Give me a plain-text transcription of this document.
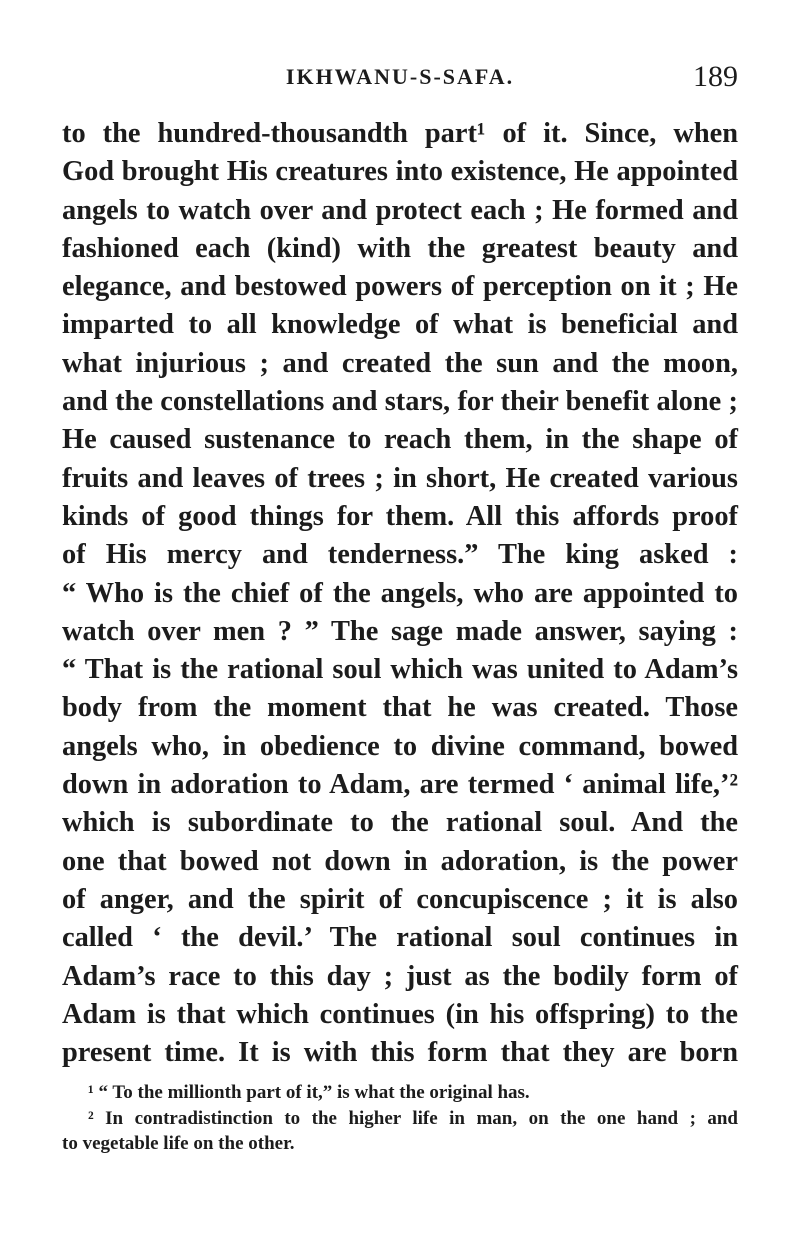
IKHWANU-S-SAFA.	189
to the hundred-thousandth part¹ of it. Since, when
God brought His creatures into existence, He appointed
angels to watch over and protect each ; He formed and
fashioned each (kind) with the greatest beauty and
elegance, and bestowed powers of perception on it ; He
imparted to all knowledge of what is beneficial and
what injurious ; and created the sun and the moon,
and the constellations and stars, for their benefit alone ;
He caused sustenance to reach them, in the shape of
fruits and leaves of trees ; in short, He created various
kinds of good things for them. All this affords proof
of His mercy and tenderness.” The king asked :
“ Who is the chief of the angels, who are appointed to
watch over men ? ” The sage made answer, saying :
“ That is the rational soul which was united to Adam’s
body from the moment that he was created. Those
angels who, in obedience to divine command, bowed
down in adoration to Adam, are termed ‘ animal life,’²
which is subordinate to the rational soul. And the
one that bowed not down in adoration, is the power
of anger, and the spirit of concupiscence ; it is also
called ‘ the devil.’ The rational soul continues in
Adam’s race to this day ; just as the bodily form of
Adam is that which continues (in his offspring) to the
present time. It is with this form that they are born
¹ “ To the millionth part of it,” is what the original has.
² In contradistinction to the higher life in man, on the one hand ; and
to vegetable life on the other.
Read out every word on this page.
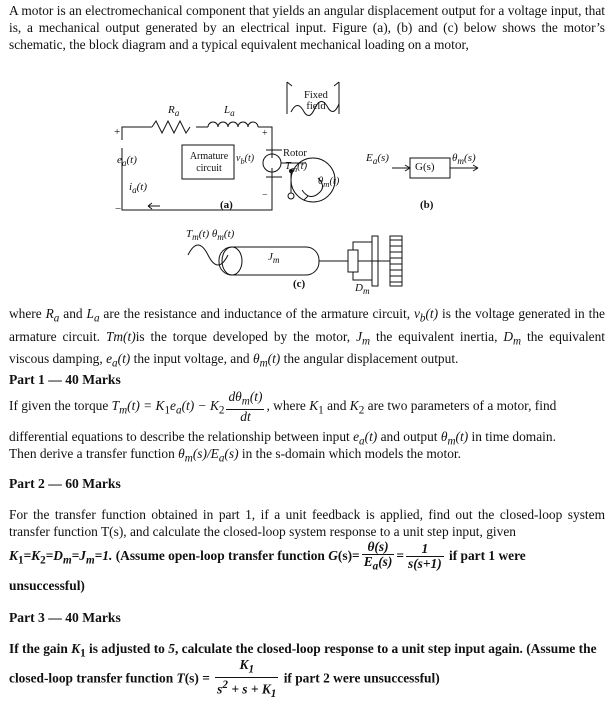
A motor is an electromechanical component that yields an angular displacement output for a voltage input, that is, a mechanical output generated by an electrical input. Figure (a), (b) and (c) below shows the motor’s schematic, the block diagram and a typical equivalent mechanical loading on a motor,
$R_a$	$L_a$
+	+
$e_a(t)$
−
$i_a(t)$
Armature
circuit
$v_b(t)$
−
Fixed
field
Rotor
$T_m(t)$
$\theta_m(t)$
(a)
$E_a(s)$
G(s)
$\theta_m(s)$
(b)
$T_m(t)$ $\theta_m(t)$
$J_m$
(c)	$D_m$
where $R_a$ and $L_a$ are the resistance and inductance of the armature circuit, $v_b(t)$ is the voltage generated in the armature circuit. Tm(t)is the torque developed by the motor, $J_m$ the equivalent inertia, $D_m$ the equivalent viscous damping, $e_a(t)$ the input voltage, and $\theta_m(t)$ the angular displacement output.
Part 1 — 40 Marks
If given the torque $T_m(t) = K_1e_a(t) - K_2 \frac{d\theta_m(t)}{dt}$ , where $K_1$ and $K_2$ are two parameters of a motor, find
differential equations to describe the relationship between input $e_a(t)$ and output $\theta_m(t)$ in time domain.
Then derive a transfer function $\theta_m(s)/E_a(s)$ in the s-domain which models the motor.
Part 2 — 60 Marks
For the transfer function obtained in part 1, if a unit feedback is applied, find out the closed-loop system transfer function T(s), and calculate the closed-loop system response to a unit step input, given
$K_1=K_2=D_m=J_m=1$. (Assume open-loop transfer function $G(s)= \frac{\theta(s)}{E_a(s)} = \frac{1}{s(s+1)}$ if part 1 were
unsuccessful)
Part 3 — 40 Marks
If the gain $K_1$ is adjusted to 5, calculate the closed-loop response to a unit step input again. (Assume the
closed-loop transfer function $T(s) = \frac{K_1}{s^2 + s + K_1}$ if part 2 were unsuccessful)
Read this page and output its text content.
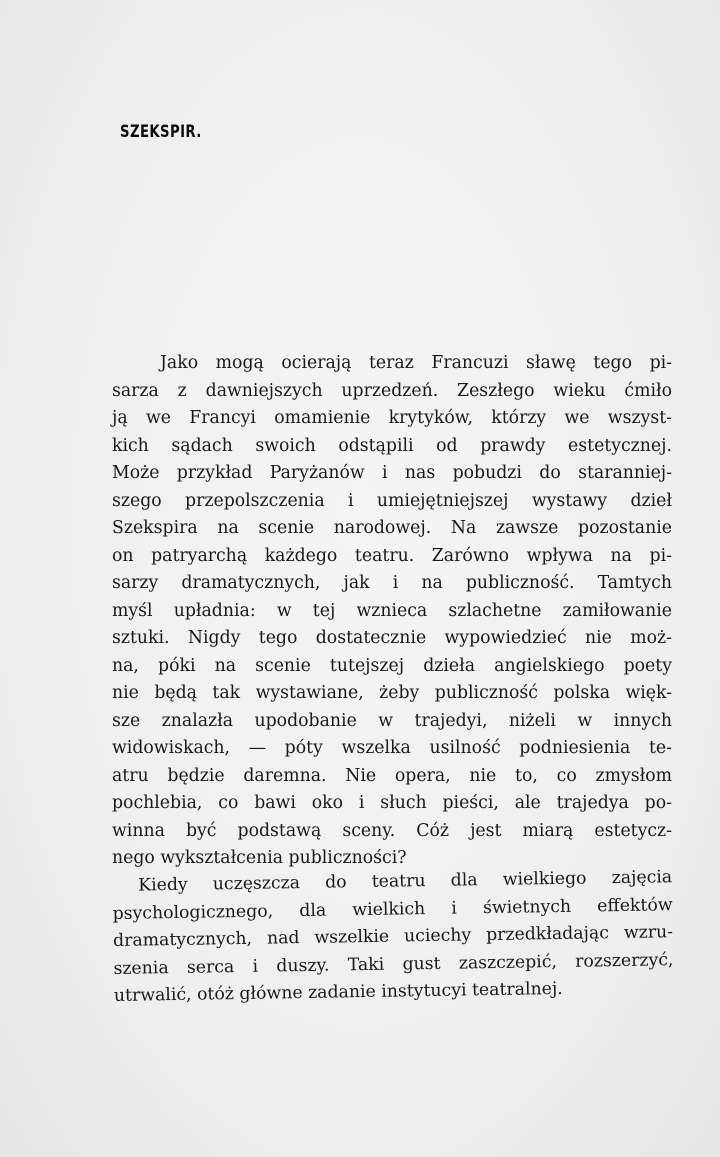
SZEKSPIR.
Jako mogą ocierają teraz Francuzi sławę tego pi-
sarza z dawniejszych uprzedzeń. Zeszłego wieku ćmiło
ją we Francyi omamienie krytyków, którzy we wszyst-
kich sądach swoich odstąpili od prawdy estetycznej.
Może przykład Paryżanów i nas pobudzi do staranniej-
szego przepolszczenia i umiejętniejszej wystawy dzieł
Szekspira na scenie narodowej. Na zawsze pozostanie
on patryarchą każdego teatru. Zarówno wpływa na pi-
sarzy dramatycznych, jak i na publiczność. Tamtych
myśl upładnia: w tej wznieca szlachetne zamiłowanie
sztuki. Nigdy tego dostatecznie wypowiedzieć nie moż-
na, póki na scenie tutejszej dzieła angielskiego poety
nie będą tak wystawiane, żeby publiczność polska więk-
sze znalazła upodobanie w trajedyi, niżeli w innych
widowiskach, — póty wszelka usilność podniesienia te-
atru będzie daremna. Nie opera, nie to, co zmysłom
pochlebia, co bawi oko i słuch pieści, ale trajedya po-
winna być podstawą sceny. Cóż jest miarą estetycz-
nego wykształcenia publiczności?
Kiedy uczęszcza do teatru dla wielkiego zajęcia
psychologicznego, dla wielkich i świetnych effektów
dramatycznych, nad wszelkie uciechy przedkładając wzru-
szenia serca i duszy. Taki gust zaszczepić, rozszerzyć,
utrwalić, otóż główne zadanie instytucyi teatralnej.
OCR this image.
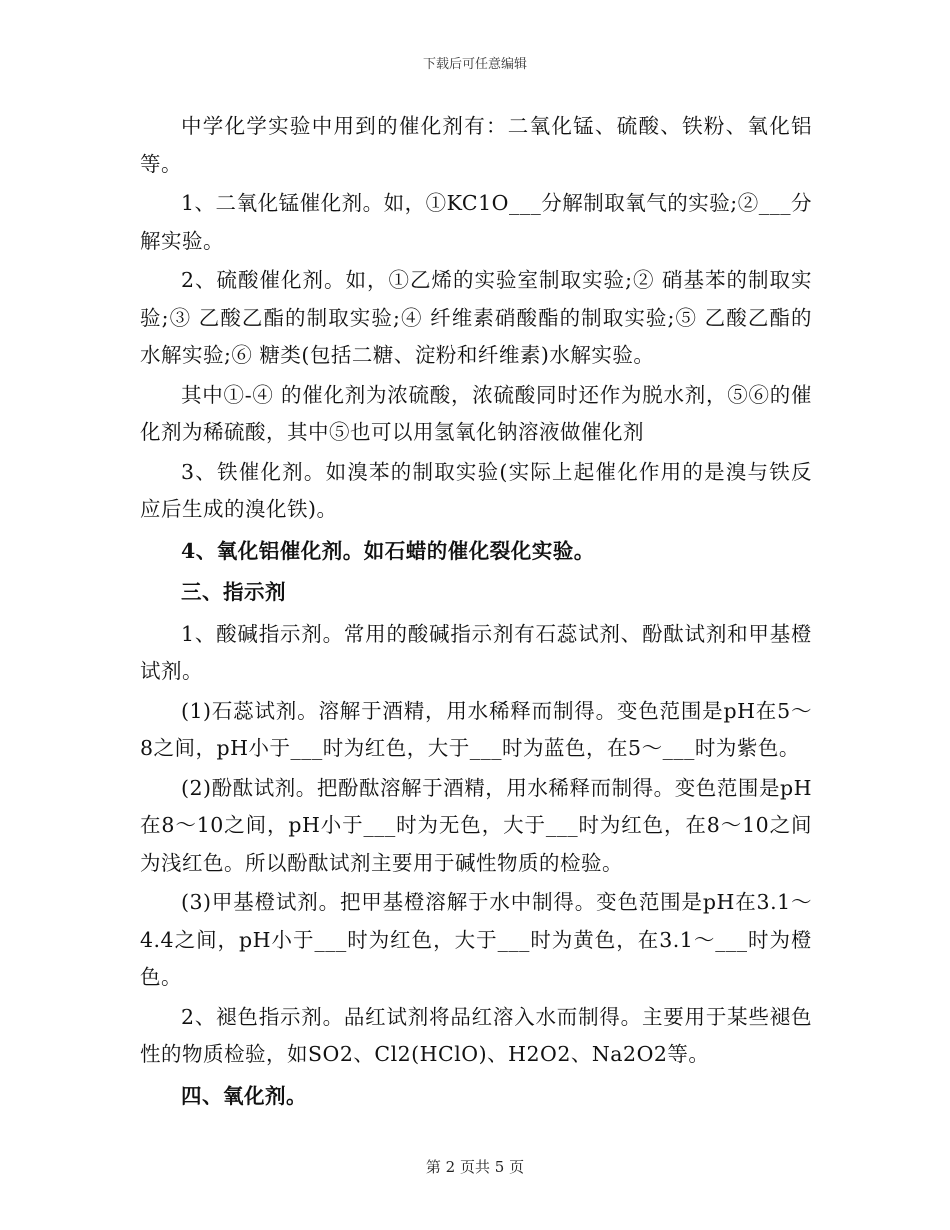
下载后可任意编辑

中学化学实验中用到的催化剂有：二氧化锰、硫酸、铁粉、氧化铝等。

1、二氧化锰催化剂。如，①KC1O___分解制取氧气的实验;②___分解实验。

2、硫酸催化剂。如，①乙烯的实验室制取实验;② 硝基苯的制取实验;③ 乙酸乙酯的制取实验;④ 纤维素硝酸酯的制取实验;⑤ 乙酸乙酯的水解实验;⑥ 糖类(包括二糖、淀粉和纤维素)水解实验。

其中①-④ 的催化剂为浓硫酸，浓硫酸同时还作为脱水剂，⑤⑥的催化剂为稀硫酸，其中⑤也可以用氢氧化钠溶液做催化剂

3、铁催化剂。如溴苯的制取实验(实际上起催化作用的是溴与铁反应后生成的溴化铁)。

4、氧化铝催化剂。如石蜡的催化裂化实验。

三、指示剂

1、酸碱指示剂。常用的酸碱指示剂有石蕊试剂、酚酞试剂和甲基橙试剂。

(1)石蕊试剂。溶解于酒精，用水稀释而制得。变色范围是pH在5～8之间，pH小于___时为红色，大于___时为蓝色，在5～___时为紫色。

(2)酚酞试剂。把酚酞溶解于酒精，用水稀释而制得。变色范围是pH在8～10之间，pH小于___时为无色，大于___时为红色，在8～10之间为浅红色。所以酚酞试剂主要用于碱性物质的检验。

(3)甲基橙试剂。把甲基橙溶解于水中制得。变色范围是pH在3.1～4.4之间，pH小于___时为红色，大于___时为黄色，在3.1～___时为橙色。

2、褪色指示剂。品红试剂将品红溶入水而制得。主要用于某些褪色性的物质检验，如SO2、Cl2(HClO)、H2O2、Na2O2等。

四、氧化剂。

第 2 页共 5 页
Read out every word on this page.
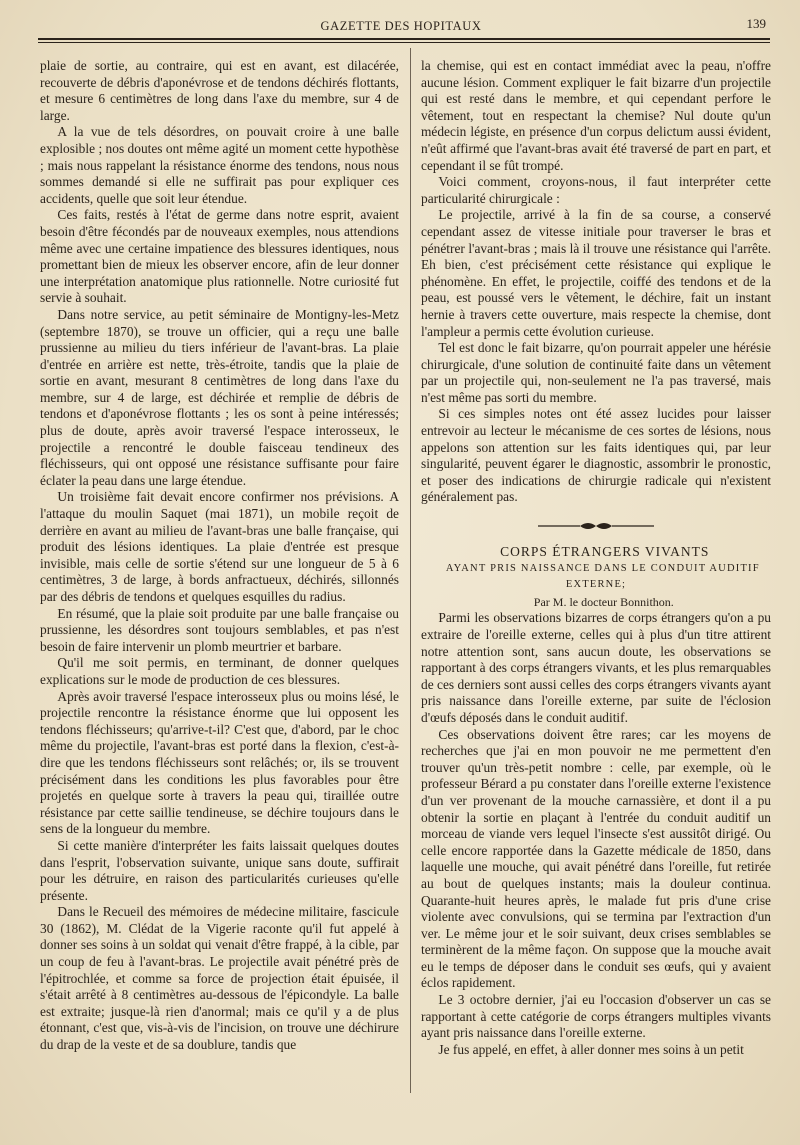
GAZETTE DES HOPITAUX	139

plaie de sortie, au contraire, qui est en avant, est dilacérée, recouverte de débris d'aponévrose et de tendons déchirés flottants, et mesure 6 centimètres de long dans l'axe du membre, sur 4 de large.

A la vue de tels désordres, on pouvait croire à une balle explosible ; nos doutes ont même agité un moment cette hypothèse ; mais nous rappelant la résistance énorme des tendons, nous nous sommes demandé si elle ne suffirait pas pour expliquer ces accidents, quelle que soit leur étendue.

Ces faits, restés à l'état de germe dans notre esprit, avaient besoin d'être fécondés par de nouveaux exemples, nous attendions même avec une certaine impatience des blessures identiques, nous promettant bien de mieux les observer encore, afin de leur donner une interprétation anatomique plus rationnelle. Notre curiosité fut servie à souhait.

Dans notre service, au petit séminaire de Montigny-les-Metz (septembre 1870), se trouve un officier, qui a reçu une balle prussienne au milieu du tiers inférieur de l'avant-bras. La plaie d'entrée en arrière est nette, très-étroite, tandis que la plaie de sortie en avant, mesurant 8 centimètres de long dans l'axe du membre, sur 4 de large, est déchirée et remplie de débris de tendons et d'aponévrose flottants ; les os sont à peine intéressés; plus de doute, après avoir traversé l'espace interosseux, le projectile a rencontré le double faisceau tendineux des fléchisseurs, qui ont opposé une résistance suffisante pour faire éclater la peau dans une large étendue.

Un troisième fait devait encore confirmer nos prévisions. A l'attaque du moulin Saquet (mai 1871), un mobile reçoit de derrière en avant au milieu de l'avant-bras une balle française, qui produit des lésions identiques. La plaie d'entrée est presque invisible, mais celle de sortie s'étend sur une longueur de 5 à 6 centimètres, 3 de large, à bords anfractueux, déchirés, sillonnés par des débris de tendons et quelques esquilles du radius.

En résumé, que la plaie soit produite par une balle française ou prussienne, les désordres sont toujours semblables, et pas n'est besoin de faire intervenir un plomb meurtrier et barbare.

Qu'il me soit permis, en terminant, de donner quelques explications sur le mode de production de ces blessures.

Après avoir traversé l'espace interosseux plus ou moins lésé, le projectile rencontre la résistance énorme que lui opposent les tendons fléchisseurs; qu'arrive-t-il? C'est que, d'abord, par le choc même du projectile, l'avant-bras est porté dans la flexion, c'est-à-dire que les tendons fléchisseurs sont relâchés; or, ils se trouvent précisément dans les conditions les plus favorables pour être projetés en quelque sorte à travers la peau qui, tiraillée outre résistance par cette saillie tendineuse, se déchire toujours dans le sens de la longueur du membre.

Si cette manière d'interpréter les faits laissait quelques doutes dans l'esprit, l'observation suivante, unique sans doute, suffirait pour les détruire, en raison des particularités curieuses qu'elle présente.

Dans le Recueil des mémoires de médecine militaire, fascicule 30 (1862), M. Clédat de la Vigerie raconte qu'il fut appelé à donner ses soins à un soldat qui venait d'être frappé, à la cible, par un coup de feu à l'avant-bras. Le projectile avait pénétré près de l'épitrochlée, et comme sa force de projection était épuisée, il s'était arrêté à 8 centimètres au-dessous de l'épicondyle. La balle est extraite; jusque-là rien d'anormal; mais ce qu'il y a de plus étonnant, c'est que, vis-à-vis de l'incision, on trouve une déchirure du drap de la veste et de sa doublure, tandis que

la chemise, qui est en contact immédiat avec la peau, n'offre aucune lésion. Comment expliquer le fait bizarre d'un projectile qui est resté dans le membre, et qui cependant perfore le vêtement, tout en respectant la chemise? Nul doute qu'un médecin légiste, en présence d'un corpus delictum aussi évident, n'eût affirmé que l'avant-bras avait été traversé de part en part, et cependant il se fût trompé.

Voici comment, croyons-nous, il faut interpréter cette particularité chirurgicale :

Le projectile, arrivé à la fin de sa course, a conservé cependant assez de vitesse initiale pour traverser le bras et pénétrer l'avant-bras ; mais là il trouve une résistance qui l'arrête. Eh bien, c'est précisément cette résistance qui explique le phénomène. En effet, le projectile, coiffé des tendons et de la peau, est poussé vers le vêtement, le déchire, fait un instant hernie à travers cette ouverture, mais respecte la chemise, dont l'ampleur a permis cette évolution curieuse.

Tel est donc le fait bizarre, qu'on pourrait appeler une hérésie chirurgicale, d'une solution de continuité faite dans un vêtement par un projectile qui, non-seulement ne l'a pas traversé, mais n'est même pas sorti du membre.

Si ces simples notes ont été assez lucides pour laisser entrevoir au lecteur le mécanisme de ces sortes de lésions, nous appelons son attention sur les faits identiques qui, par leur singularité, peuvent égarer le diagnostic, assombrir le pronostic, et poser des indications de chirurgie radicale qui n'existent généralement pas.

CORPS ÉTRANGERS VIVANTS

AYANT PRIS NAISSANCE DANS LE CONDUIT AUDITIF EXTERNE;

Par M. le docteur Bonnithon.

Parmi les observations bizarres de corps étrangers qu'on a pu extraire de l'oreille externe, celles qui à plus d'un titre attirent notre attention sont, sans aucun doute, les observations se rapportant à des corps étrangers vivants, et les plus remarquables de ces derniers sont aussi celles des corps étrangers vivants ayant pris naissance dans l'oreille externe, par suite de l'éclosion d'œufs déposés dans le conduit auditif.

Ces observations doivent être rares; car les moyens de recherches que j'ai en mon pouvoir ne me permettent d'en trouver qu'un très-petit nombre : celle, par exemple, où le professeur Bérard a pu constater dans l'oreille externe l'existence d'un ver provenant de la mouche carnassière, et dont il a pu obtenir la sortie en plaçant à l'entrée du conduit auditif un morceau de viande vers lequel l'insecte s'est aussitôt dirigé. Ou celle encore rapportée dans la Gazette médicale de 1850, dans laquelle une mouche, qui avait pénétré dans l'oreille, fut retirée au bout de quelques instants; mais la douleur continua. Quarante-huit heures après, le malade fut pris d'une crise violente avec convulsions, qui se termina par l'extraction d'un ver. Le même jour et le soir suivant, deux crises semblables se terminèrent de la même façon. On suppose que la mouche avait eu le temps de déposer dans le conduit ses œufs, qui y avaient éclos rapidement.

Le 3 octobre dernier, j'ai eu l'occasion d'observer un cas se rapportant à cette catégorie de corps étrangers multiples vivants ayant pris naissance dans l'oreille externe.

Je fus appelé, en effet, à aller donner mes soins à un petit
──────
EXERCISE INSTRUCTIONS ▸ In the entries above, find every line holding the word "esprit" and copy it out.

OUTPUT FOR THIS TASK ▸
Ces faits, restés à l'état de germe dans notre esprit, avaient besoin d'être fécondés par de nouveaux exemples, nous attendions même avec une certaine impatience des blessures identiques, nous promettant bien de mieux les observer encore, afin de leur donner une interprétation anatomique plus rationnelle. Notre curiosité fut servie à souhait.
Si cette manière d'interpréter les faits laissait quelques doutes dans l'esprit, l'observation suivante, unique sans doute, suffirait pour les détruire, en raison des particularités curieuses qu'elle présente.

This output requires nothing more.